• _TO BE DONE_:
All of the entries need to be written out again, exactly as they are.

━━━ SUPPLIED MATERIAL ━━━

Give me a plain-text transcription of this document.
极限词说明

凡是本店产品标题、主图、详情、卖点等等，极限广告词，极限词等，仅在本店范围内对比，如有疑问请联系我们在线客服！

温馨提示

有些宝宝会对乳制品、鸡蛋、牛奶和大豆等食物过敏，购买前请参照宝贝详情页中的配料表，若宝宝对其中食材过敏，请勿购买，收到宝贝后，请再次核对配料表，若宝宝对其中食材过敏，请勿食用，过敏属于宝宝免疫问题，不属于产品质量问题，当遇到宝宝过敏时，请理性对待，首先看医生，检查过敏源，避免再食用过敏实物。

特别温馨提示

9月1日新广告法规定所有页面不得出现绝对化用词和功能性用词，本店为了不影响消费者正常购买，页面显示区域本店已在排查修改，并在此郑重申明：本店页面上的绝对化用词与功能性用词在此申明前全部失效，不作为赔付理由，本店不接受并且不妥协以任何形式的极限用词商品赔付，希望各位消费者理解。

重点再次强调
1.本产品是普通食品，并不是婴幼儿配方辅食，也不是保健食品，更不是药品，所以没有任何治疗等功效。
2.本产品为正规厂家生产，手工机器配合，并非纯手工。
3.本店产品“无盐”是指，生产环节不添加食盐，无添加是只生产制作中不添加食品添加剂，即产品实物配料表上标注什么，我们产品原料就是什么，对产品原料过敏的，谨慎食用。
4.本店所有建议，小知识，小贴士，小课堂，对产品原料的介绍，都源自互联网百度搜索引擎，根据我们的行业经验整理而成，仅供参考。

━━━

• _THE SOLUTION_:
Give me a plain-text transcription of this document.
极限词说明

凡是本店产品标题、主图、详情、卖点等等，极限广告词，极限词等，仅在本店范围内对比，如有疑问请联系我们在线客服！

温馨提示

有些宝宝会对乳制品、鸡蛋、牛奶和大豆等食物过敏，购买前请参照宝贝详情页中的配料表，若宝宝对其中食材过敏，请勿购买，收到宝贝后，请再次核对配料表，若宝宝对其中食材过敏，请勿食用，过敏属于宝宝免疫问题，不属于产品质量问题，当遇到宝宝过敏时，请理性对待，首先看医生，检查过敏源，避免再食用过敏实物。

特别温馨提示

9月1日新广告法规定所有页面不得出现绝对化用词和功能性用词，本店为了不影响消费者正常购买，页面显示区域本店已在排查修改，并在此郑重申明：本店页面上的绝对化用词与功能性用词在此申明前全部失效，不作为赔付理由，本店不接受并且不妥协以任何形式的极限用词商品赔付，希望各位消费者理解。

重点再次强调
1.本产品是普通食品，并不是婴幼儿配方辅食，也不是保健食品，更不是药品，所以没有任何治疗等功效。
2.本产品为正规厂家生产，手工机器配合，并非纯手工。
3.本店产品“无盐”是指，生产环节不添加食盐，无添加是只生产制作中不添加食品添加剂，即产品实物配料表上标注什么，我们产品原料就是什么，对产品原料过敏的，谨慎食用。
4.本店所有建议，小知识，小贴士，小课堂，对产品原料的介绍，都源自互联网百度搜索引擎，根据我们的行业经验整理而成，仅供参考。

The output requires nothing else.